(Items from a dataset)
****************************************

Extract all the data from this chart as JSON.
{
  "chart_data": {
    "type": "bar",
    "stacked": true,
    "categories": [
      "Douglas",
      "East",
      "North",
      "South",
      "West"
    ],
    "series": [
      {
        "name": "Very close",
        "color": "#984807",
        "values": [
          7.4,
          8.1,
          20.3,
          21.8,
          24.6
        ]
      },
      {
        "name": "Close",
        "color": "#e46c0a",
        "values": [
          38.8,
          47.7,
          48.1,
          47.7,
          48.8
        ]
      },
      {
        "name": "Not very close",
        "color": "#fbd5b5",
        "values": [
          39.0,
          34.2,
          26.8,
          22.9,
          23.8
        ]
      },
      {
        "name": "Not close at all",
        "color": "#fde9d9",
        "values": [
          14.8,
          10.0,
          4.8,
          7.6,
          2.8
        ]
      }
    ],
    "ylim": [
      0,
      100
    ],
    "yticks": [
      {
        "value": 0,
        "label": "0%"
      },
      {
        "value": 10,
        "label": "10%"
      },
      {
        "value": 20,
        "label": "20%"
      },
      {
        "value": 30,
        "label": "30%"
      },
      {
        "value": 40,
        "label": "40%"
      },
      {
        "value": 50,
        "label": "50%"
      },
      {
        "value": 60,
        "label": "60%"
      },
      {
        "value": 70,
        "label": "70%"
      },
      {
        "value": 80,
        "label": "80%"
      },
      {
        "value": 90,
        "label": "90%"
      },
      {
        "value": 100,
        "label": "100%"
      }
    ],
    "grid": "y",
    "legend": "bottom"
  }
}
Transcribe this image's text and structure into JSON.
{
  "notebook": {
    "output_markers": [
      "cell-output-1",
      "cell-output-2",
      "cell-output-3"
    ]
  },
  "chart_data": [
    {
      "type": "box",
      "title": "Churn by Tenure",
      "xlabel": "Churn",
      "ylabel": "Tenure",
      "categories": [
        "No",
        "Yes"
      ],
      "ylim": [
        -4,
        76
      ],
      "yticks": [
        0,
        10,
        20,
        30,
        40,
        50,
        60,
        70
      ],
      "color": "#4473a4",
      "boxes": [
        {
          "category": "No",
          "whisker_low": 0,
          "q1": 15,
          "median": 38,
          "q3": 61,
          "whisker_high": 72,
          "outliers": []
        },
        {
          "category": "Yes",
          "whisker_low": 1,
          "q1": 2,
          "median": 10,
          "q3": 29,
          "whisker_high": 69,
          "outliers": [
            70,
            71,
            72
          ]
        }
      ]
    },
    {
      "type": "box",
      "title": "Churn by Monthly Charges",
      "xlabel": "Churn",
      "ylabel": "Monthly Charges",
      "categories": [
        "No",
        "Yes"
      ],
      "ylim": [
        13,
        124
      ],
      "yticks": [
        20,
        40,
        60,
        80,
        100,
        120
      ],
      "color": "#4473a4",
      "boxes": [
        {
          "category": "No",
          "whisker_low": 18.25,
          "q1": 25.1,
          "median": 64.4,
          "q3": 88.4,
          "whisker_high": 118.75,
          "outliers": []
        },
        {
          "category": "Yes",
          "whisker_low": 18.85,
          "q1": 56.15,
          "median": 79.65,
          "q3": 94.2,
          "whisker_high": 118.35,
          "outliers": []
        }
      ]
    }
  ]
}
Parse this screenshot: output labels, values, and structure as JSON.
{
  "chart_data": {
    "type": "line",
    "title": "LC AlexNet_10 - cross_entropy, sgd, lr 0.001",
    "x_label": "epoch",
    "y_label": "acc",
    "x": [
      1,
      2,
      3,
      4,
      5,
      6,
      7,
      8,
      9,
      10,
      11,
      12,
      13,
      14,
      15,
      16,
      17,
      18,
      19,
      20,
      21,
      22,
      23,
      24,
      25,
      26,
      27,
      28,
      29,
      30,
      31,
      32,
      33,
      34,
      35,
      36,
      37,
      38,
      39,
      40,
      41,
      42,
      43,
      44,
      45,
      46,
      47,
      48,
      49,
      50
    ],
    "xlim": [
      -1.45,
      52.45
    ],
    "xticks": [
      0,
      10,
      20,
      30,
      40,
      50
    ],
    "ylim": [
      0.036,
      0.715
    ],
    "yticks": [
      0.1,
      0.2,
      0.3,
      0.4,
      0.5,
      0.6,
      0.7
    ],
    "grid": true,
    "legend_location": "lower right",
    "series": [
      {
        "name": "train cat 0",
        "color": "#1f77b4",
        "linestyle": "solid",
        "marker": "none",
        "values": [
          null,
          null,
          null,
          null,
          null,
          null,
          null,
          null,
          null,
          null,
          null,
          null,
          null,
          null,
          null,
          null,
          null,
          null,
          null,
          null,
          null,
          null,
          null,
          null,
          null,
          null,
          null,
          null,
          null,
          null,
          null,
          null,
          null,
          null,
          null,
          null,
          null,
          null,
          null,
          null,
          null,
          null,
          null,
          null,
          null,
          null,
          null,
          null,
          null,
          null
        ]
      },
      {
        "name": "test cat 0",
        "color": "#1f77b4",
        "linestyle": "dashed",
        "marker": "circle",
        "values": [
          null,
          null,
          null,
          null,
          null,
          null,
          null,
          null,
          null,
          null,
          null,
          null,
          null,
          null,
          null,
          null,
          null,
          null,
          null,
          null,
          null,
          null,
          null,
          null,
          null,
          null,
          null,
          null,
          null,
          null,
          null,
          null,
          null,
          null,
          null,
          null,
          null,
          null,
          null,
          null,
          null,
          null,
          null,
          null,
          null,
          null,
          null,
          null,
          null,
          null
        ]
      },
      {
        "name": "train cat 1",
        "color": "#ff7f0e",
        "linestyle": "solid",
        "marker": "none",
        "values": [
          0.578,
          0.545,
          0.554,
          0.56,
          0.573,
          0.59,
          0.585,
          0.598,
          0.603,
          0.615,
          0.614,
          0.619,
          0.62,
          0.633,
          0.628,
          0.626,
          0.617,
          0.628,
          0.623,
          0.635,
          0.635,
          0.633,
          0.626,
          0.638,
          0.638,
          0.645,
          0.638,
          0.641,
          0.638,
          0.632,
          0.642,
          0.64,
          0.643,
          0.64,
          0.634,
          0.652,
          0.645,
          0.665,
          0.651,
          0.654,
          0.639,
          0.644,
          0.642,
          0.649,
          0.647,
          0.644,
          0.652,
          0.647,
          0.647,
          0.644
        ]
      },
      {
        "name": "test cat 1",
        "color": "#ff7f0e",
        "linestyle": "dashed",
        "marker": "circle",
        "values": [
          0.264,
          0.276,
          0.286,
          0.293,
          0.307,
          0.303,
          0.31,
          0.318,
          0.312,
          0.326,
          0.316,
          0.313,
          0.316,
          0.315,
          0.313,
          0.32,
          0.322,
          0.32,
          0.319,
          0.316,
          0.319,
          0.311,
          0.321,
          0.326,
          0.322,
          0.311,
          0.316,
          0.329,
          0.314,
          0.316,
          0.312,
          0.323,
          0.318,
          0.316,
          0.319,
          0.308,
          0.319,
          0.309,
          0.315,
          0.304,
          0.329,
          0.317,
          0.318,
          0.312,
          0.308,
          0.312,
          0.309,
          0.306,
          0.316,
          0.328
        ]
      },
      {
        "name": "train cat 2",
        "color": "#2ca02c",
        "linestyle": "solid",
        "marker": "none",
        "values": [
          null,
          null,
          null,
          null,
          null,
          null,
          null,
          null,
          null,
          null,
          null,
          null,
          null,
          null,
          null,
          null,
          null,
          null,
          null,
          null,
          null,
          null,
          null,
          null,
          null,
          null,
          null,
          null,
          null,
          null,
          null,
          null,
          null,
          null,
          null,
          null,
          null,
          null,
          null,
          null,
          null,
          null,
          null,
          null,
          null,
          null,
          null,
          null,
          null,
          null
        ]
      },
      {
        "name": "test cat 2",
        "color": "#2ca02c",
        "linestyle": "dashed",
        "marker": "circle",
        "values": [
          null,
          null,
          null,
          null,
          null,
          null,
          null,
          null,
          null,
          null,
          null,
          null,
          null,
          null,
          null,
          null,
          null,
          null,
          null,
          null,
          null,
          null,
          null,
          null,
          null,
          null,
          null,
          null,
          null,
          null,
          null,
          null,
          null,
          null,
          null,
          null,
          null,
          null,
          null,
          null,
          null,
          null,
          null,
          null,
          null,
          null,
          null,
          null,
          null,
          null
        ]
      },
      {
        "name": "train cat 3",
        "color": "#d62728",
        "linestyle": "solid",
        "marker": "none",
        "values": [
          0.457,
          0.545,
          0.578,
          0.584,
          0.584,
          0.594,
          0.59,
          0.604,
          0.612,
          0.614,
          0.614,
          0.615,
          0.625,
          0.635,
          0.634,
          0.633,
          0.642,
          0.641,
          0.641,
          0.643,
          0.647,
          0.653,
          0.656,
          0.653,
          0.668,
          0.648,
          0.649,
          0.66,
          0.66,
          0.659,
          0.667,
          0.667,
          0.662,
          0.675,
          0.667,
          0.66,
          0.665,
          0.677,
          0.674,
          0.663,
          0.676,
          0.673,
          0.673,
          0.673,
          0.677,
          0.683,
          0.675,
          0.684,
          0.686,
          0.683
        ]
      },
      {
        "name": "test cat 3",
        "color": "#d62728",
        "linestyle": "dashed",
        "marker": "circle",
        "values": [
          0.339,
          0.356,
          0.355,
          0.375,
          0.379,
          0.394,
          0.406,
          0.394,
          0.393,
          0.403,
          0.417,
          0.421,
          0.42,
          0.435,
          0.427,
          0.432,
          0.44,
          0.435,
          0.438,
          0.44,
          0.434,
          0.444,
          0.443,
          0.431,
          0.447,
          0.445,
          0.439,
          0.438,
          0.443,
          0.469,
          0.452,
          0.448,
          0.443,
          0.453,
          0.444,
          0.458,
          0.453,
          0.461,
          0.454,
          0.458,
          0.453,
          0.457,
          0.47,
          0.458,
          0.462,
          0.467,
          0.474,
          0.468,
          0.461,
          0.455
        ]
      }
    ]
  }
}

****************************************

Return each line where "title" shows up.

      "title": "Churn by Tenure",
      "title": "Churn by Monthly Charges",
    "title": "LC AlexNet_10 - cross_entropy, sgd, lr 0.001",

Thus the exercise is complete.